- _REQUIRED TASK_: Do any lines in the data below contain "企业营业执照"? If so, copy every one of them.

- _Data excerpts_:

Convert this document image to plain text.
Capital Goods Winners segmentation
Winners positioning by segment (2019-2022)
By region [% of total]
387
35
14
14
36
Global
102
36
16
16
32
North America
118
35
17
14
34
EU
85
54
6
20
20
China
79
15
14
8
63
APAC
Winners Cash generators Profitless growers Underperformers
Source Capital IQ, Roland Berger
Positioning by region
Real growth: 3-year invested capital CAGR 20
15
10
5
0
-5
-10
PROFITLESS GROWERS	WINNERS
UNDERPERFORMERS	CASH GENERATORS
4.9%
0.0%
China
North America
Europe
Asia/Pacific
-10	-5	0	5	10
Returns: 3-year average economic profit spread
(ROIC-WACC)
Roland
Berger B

...

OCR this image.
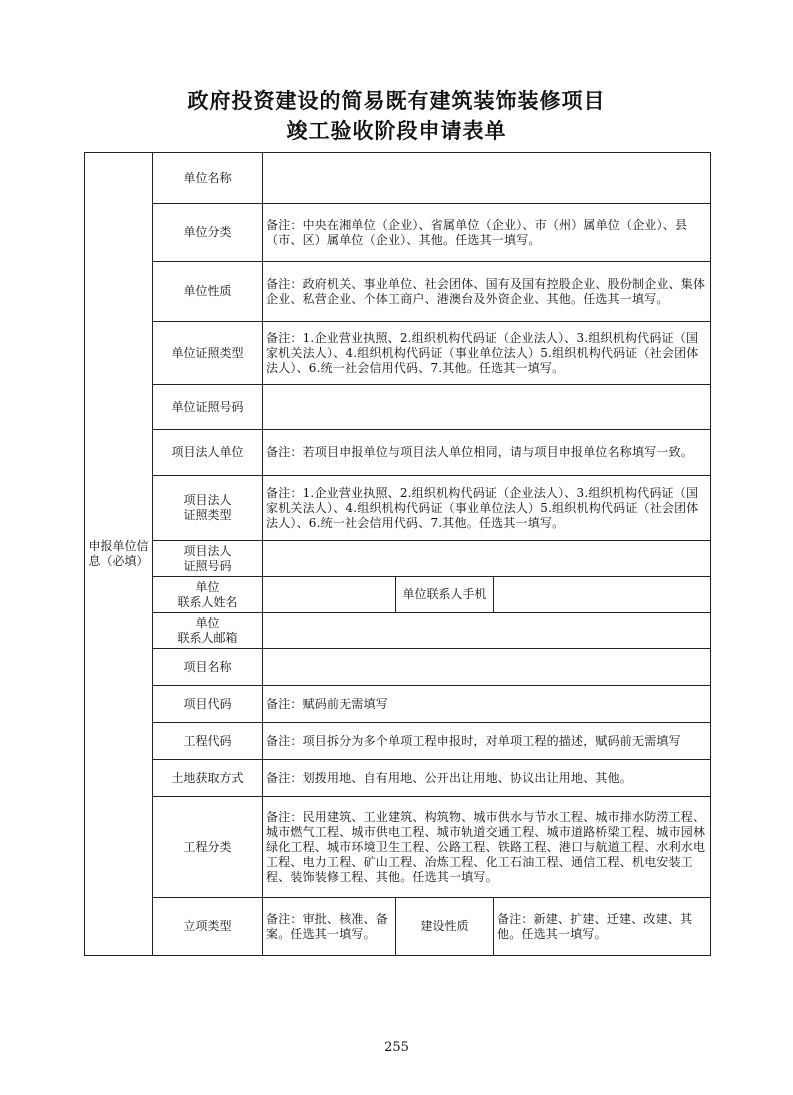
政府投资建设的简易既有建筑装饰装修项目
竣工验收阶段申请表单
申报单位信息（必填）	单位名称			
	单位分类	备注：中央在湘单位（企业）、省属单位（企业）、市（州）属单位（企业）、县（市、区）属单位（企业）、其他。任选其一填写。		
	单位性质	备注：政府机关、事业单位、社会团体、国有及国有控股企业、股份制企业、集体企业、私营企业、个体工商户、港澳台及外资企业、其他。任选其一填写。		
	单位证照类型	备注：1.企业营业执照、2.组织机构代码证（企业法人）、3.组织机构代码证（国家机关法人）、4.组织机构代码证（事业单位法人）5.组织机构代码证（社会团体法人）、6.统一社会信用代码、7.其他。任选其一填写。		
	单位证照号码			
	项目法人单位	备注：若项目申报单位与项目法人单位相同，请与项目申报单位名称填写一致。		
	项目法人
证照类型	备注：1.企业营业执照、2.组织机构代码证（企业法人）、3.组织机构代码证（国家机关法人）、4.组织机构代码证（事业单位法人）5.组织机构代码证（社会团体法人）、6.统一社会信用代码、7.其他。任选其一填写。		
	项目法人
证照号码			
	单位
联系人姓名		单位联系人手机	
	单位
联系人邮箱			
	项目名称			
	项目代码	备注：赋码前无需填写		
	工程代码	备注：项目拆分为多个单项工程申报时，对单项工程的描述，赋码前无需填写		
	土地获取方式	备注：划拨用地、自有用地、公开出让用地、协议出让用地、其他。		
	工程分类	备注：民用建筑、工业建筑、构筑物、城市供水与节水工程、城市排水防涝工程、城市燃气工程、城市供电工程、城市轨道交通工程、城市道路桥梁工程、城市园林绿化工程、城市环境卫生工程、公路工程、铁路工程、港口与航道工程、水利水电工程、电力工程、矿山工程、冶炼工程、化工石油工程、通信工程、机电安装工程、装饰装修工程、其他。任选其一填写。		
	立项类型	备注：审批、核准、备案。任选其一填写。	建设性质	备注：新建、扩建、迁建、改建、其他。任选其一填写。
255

---

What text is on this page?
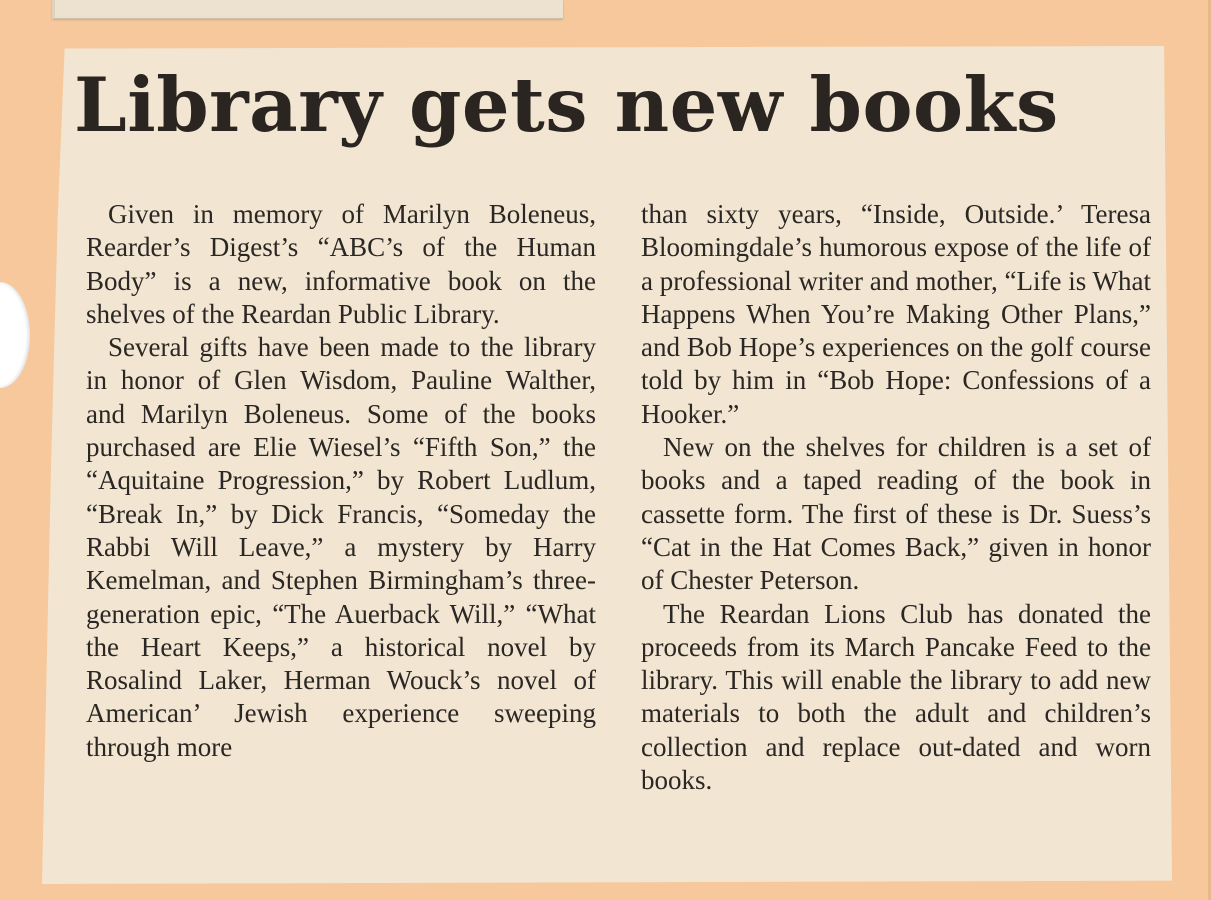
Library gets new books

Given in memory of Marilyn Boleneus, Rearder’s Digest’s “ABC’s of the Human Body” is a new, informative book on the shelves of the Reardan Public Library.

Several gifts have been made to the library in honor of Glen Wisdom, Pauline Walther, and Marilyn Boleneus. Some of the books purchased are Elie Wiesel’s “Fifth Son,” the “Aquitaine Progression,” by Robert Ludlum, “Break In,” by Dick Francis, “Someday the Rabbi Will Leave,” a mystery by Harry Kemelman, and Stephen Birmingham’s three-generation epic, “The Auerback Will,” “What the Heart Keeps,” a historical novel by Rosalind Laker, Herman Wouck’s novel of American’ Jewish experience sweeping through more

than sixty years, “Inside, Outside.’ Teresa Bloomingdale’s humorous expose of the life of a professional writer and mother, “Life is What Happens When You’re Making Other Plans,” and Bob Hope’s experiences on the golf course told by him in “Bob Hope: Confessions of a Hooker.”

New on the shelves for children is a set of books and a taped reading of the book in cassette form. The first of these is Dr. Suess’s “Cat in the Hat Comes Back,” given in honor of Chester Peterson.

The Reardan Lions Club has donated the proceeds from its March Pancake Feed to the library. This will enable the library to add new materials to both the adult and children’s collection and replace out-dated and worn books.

- _THE COMPLETED TASK_:
	单位证照类型	备注：1.企业营业执照、2.组织机构代码证（企业法人）、3.组织机构代码证（国家机关法人）、4.组织机构代码证（事业单位法人）5.组织机构代码证（社会团体法人）、6.统一社会信用代码、7.其他。任选其一填写。		
证照类型	备注：1.企业营业执照、2.组织机构代码证（企业法人）、3.组织机构代码证（国家机关法人）、4.组织机构代码证（事业单位法人）5.组织机构代码证（社会团体法人）、6.统一社会信用代码、7.其他。任选其一填写。		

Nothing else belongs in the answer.